_Task details_. Look for the string "from" in the lines and copy each line that has it.

======== Exercise material ========

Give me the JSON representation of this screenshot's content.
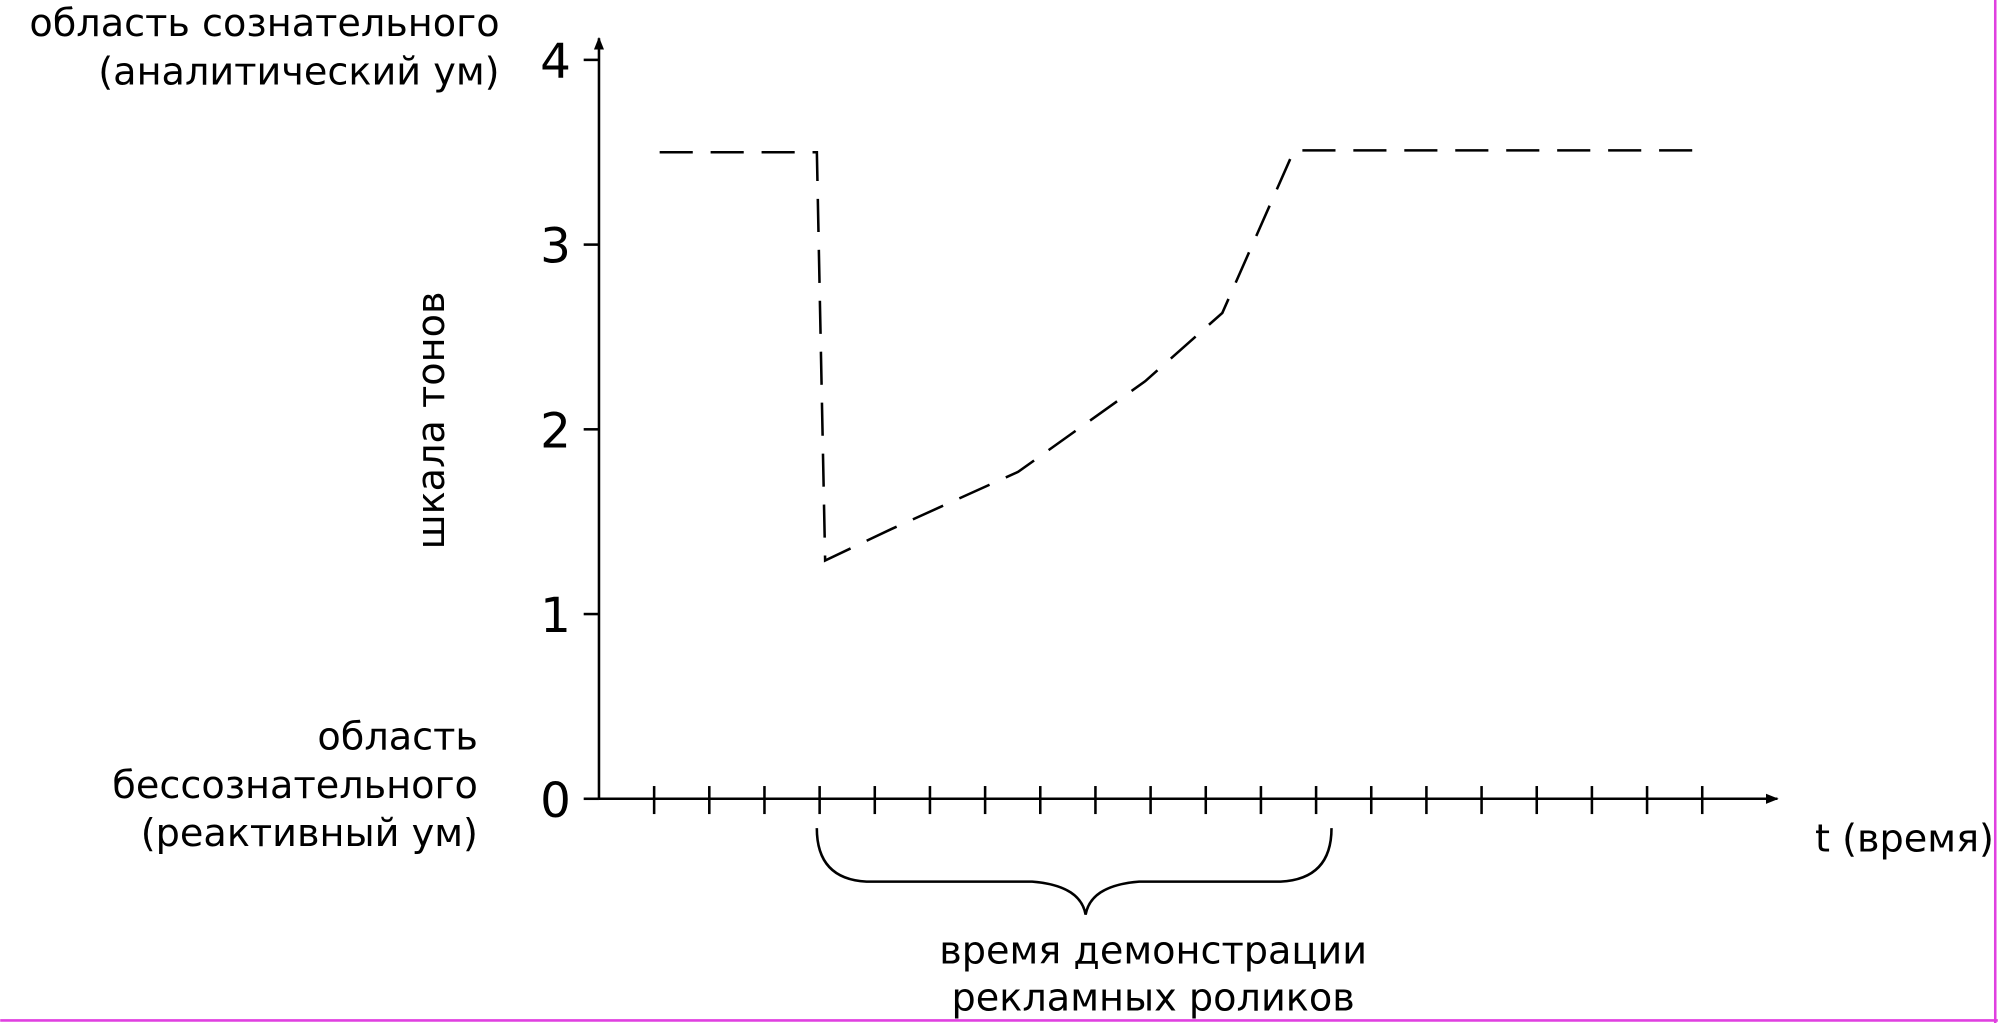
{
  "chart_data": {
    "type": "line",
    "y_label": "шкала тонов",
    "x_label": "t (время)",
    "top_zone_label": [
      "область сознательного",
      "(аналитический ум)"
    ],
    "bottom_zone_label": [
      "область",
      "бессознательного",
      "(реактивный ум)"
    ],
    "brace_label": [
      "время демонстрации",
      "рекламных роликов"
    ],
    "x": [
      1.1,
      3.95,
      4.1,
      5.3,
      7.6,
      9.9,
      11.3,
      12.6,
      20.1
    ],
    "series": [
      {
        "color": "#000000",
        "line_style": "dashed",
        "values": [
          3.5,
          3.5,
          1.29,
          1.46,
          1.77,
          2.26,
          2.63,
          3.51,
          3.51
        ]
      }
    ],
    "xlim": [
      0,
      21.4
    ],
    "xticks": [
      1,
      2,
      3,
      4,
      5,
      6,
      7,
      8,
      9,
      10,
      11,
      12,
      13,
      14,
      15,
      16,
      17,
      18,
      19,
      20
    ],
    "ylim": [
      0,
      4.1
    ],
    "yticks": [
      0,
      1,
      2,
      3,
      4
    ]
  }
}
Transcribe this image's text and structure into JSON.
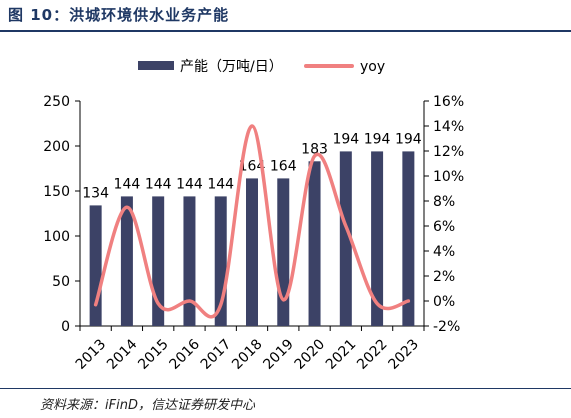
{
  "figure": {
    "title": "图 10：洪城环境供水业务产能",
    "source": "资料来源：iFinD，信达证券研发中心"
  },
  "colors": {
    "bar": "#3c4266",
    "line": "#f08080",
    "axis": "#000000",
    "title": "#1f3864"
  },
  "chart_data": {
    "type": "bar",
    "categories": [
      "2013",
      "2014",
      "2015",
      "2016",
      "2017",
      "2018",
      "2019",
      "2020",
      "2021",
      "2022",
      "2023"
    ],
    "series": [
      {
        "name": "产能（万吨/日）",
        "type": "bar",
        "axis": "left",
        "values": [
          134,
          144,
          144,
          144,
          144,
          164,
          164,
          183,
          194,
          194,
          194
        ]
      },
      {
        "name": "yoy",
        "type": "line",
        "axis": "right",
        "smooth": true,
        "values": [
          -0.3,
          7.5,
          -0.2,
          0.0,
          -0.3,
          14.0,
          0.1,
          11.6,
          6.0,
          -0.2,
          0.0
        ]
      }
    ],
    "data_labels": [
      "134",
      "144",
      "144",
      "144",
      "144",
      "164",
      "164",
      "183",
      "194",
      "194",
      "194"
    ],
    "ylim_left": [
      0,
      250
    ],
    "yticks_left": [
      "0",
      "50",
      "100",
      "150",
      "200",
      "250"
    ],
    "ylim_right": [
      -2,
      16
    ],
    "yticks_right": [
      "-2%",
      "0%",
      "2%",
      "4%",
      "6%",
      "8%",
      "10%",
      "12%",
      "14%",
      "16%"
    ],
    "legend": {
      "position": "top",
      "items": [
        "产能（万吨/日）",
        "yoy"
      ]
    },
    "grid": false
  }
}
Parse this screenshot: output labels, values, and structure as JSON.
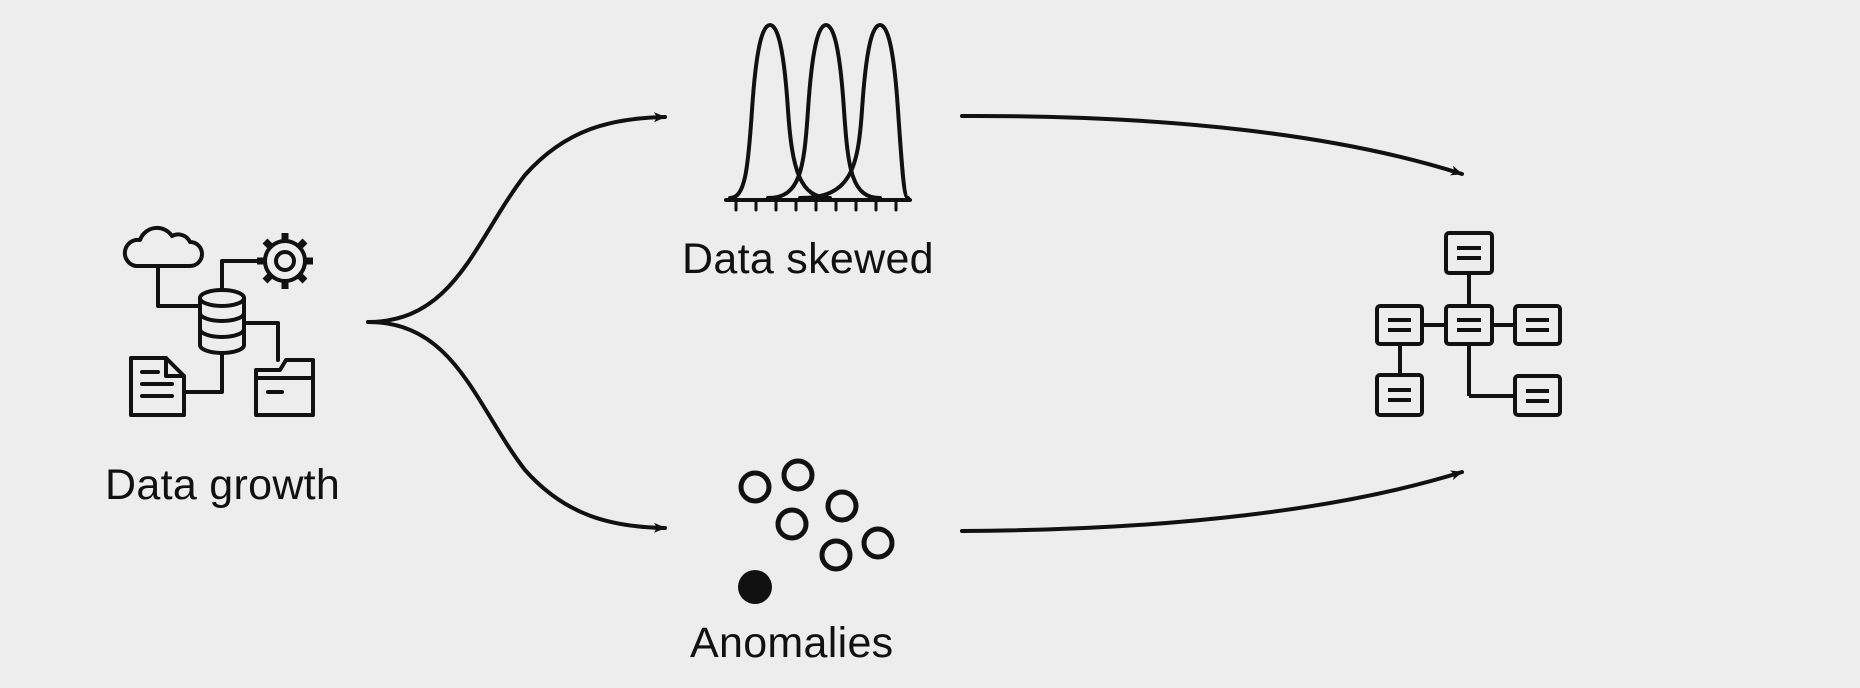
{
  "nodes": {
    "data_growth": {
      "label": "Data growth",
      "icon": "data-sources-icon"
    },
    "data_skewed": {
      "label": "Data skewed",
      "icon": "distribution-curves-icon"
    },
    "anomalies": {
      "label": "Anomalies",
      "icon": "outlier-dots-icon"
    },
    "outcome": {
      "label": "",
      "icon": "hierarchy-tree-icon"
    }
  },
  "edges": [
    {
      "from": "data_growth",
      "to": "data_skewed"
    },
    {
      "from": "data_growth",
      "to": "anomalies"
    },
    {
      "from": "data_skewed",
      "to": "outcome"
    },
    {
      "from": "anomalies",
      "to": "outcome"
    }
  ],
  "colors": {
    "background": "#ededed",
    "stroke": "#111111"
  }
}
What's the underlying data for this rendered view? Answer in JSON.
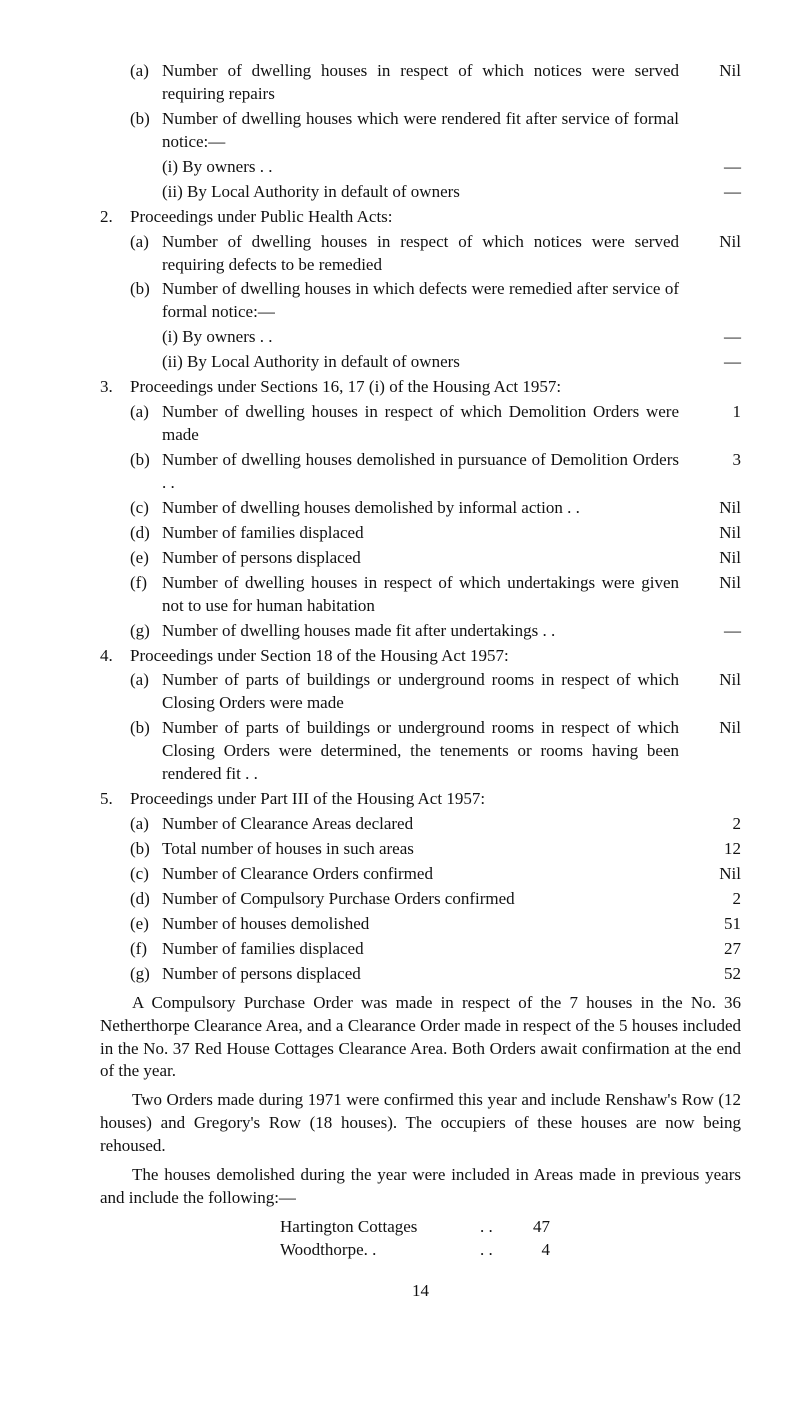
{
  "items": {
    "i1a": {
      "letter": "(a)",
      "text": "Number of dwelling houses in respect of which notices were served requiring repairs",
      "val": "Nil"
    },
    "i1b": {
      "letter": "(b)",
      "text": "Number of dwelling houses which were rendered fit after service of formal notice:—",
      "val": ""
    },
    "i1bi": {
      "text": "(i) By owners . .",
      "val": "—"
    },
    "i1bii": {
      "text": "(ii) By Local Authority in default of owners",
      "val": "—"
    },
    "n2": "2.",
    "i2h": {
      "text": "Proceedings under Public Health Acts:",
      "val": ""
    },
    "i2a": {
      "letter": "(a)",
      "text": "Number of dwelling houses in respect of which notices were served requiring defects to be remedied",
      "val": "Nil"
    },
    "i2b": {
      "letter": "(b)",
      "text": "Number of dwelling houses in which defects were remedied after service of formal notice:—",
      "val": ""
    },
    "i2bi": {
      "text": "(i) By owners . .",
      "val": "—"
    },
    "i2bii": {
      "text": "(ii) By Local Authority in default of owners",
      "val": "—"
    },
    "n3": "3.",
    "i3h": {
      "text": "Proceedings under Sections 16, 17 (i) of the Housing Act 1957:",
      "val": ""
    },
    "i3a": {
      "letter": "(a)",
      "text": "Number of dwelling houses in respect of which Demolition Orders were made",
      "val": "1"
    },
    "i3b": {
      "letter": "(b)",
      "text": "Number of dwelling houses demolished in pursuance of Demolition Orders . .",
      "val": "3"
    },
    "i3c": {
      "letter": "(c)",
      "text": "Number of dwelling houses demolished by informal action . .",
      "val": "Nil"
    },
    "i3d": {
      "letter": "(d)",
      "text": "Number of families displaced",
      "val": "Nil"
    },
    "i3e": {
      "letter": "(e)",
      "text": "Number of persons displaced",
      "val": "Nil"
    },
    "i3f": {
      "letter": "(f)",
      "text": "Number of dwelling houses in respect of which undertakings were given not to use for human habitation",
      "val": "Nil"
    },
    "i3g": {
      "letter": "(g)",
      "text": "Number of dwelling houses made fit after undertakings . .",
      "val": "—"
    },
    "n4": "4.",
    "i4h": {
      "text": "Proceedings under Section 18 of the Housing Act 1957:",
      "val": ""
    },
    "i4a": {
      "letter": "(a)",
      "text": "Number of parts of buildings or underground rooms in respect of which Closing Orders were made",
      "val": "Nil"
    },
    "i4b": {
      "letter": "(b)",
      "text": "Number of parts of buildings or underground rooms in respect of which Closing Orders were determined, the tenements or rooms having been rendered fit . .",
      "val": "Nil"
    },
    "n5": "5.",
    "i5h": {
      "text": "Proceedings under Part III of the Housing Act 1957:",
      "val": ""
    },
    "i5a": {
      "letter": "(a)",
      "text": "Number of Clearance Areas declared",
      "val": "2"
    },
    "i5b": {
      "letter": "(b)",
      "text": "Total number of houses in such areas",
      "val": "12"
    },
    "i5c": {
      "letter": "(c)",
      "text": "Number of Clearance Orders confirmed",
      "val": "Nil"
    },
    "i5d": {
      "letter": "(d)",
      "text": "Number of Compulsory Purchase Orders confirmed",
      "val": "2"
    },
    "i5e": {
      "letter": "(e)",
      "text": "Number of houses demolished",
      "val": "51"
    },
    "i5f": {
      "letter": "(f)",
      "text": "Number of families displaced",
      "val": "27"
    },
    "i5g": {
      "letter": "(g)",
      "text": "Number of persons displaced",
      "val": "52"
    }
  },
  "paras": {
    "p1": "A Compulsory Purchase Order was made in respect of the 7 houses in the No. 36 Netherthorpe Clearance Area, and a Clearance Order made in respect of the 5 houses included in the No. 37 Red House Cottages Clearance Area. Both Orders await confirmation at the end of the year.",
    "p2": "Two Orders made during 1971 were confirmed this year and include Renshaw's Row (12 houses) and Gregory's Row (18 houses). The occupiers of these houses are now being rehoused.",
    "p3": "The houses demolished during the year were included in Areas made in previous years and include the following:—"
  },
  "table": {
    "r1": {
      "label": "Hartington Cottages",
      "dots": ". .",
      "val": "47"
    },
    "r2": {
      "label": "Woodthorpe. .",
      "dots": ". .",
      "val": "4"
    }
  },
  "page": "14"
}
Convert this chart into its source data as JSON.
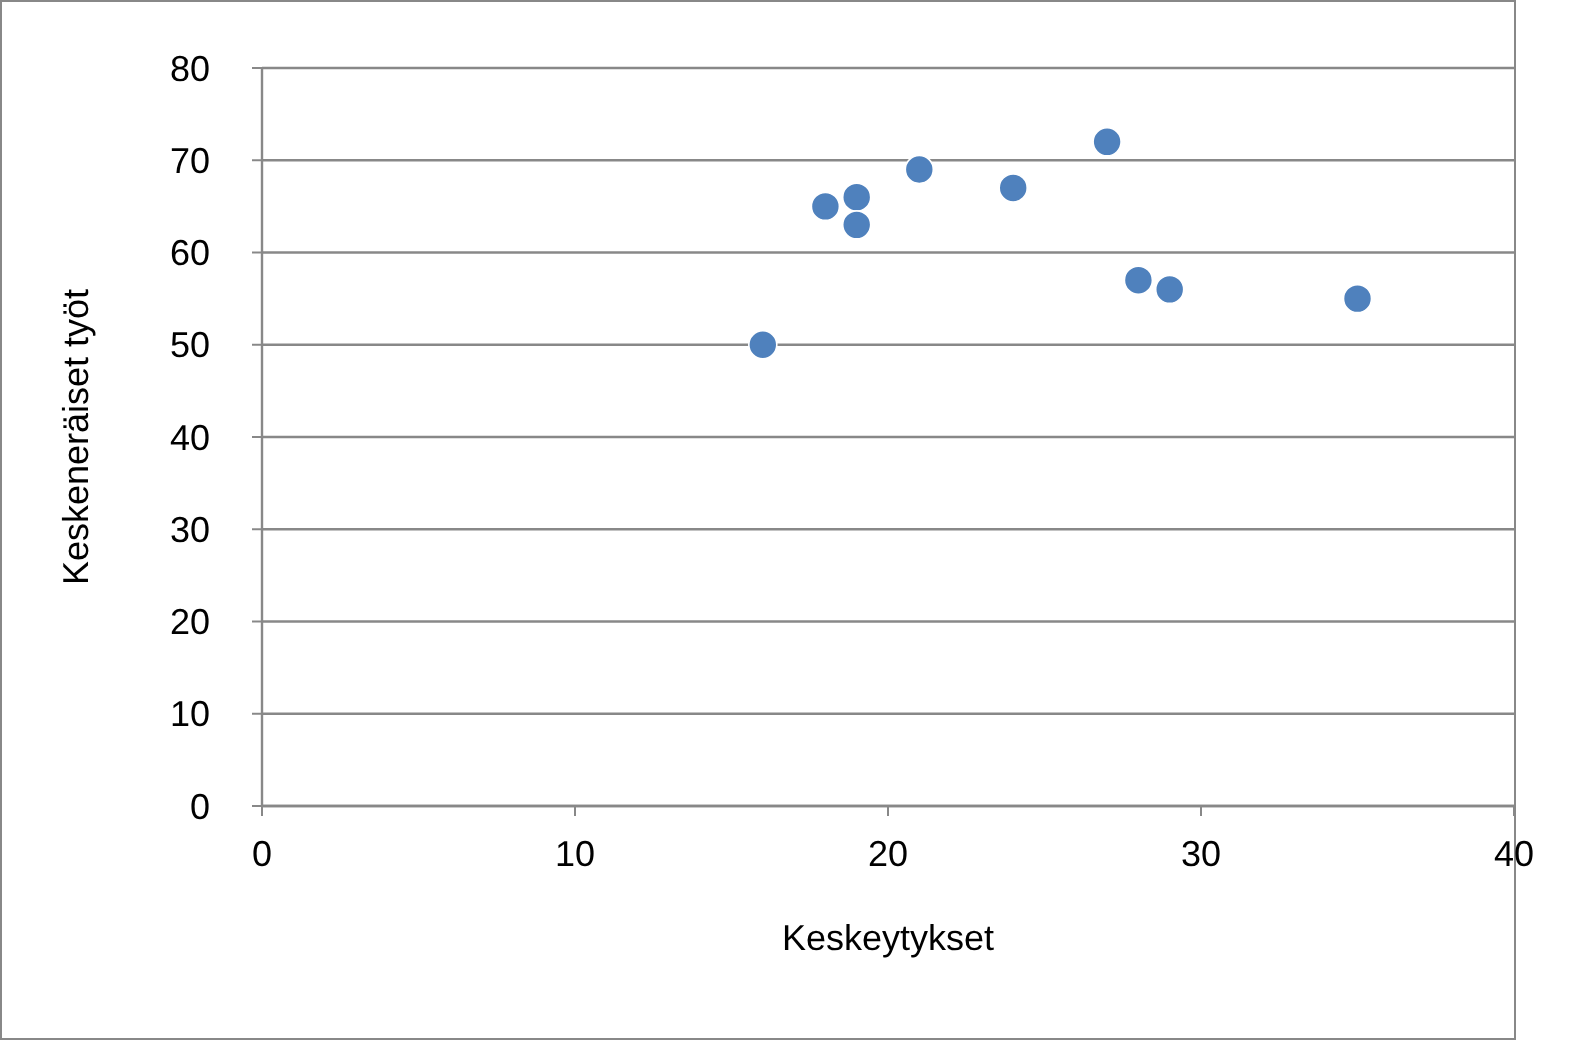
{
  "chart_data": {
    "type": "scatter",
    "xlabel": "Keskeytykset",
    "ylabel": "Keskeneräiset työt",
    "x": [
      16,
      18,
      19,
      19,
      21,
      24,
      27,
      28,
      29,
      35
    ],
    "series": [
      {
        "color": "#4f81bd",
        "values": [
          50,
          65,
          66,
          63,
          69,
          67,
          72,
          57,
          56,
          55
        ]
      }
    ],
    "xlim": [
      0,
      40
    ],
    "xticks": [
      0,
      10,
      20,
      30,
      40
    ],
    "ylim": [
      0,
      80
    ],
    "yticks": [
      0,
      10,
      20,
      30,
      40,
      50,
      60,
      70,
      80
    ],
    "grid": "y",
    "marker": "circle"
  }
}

========

_Problem solution_.
      "from": "data_growth",
      "from": "data_growth",
      "from": "data_skewed",
      "from": "anomalies",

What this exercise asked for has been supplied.